Extracts from a graphics dataset
--- START ---

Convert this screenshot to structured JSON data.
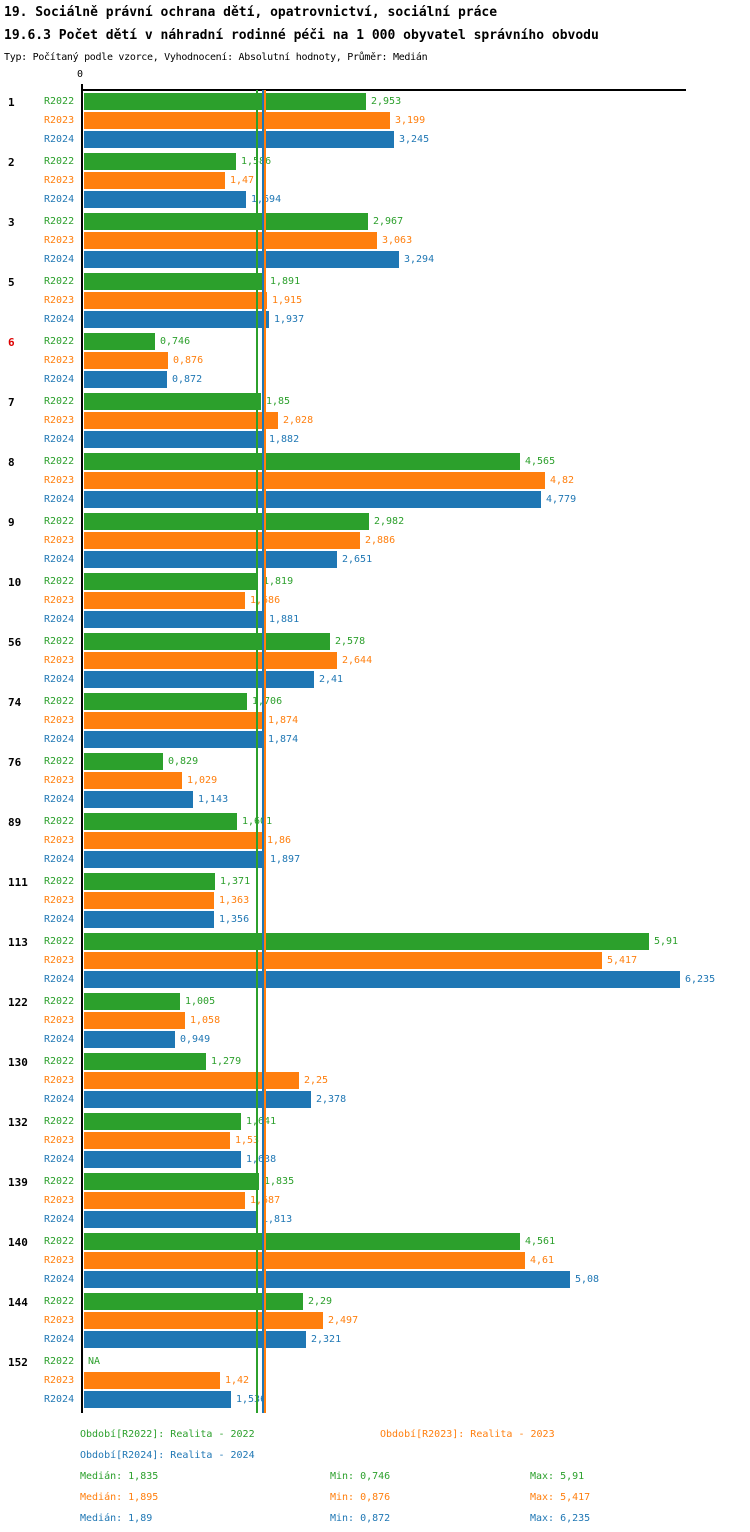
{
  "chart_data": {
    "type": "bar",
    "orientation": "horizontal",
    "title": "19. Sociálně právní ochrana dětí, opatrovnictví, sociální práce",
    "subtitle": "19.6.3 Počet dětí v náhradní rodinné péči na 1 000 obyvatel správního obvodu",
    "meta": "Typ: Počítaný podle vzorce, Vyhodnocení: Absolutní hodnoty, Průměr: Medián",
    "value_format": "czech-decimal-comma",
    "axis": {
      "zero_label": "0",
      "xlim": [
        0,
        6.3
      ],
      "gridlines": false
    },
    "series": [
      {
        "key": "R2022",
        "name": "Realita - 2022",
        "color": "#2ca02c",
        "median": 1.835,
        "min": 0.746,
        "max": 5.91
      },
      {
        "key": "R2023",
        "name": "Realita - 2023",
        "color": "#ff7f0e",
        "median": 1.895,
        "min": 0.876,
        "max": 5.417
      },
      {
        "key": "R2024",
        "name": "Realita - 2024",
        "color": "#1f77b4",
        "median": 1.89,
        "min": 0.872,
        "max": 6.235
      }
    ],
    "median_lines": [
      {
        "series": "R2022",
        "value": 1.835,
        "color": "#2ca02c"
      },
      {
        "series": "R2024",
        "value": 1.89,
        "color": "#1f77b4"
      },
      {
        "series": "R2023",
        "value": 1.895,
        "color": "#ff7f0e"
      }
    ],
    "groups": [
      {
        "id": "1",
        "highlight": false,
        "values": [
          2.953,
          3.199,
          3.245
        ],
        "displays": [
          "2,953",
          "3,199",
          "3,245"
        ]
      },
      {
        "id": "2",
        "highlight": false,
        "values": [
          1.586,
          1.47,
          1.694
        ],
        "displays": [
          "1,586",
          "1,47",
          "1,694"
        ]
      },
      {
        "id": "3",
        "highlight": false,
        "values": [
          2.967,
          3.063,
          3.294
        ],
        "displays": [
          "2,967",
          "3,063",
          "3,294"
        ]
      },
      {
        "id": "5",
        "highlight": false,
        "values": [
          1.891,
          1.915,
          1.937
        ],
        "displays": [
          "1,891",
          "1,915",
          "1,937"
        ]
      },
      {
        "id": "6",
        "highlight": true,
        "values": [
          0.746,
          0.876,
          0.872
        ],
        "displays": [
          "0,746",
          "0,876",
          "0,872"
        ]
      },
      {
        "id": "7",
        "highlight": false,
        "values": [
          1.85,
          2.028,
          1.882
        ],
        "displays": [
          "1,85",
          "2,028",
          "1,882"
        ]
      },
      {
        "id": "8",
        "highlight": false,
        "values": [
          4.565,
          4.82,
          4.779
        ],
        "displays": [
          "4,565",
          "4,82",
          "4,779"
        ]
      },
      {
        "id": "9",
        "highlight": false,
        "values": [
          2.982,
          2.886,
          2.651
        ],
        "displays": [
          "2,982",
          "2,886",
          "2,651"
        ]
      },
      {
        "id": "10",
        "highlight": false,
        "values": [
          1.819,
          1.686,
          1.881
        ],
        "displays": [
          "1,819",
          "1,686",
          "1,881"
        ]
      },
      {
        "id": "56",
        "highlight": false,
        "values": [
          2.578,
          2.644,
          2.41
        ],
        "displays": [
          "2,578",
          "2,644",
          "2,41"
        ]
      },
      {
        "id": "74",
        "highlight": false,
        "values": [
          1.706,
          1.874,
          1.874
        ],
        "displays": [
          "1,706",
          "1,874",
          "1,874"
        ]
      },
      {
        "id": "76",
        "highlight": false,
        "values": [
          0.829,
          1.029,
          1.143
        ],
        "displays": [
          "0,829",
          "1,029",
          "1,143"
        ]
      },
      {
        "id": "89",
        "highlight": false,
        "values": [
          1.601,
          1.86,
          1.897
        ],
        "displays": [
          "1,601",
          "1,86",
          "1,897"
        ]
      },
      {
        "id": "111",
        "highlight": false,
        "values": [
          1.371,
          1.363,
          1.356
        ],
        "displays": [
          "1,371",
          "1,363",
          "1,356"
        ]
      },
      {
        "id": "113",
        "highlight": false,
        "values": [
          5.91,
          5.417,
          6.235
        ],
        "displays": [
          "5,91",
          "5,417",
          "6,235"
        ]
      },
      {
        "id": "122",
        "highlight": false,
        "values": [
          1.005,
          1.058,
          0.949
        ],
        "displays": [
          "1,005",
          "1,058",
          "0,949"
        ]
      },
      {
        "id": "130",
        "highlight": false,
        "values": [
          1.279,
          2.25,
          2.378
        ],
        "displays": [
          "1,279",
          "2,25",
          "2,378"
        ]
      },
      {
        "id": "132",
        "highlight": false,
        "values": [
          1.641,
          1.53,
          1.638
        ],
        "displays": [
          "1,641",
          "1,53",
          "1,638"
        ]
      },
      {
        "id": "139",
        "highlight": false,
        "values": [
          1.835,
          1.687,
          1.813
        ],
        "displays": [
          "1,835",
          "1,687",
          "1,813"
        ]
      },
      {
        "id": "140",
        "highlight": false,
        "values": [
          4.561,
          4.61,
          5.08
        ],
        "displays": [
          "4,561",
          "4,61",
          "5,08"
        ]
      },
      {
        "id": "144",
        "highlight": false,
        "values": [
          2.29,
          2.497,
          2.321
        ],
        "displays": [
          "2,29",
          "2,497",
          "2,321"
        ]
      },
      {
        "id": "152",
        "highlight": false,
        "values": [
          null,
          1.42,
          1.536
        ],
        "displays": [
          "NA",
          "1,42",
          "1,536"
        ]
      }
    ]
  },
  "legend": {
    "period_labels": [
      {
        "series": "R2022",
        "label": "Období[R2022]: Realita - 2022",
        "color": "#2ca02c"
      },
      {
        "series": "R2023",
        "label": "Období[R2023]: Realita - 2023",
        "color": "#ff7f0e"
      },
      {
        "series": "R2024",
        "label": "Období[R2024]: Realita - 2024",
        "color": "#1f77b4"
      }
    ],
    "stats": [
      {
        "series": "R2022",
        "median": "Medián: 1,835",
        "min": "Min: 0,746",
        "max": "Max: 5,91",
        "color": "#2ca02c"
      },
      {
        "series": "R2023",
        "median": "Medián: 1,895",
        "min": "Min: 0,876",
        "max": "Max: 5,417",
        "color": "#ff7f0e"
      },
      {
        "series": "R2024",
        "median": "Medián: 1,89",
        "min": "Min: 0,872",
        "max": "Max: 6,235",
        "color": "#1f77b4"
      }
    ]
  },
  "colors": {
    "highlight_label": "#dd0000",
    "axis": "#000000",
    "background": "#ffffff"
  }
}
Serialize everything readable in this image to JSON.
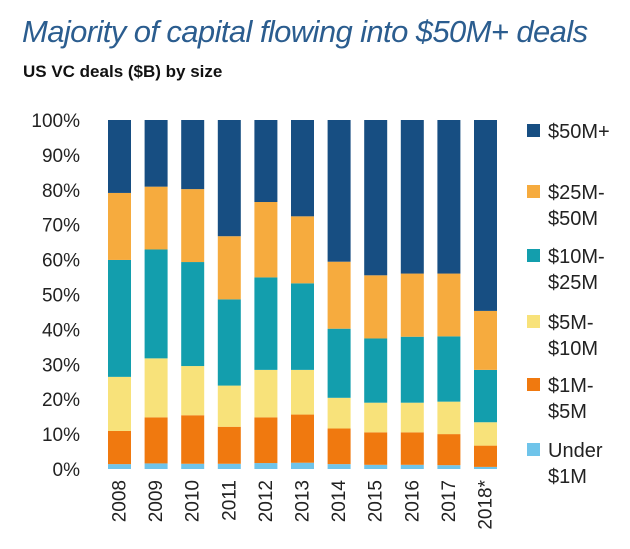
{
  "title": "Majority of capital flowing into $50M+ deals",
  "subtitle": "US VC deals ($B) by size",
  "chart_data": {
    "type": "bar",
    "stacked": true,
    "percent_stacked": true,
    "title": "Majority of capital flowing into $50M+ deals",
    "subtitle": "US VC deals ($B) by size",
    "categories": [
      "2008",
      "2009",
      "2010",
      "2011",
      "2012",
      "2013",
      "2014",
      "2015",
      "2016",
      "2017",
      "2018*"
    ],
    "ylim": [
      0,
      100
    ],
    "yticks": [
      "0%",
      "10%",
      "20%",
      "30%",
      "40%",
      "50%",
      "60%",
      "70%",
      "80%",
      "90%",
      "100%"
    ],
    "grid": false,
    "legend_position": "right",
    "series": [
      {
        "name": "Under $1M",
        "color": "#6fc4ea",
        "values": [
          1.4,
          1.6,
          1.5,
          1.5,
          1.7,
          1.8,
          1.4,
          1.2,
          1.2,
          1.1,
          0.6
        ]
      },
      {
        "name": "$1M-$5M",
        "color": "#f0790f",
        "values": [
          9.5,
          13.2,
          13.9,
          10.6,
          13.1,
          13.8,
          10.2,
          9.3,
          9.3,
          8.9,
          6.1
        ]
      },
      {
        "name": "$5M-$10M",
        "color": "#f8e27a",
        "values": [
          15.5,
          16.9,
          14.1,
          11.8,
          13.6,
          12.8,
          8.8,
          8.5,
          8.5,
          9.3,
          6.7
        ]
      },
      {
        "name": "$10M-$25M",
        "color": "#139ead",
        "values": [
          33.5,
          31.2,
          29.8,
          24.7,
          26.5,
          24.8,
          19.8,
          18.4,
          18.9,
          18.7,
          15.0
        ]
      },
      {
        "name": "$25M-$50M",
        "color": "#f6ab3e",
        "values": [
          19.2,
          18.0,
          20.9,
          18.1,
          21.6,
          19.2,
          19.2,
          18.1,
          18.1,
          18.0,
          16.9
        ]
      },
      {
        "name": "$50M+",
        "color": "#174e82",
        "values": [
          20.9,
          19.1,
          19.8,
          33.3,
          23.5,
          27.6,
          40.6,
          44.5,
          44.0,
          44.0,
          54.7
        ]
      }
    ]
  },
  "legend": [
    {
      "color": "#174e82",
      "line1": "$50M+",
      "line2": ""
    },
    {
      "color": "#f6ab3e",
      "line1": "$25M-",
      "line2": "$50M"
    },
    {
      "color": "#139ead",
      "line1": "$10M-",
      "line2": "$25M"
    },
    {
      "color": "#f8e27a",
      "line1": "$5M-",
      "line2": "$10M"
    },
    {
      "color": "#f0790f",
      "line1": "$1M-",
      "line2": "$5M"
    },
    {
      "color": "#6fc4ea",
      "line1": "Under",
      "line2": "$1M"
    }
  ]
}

--- END ---

Task directions
Wherever "this" shows up in a line, copy that line.

Right answer
Convert this screenshot to structured JSON data.
Serialize everything readable in this image to JSON.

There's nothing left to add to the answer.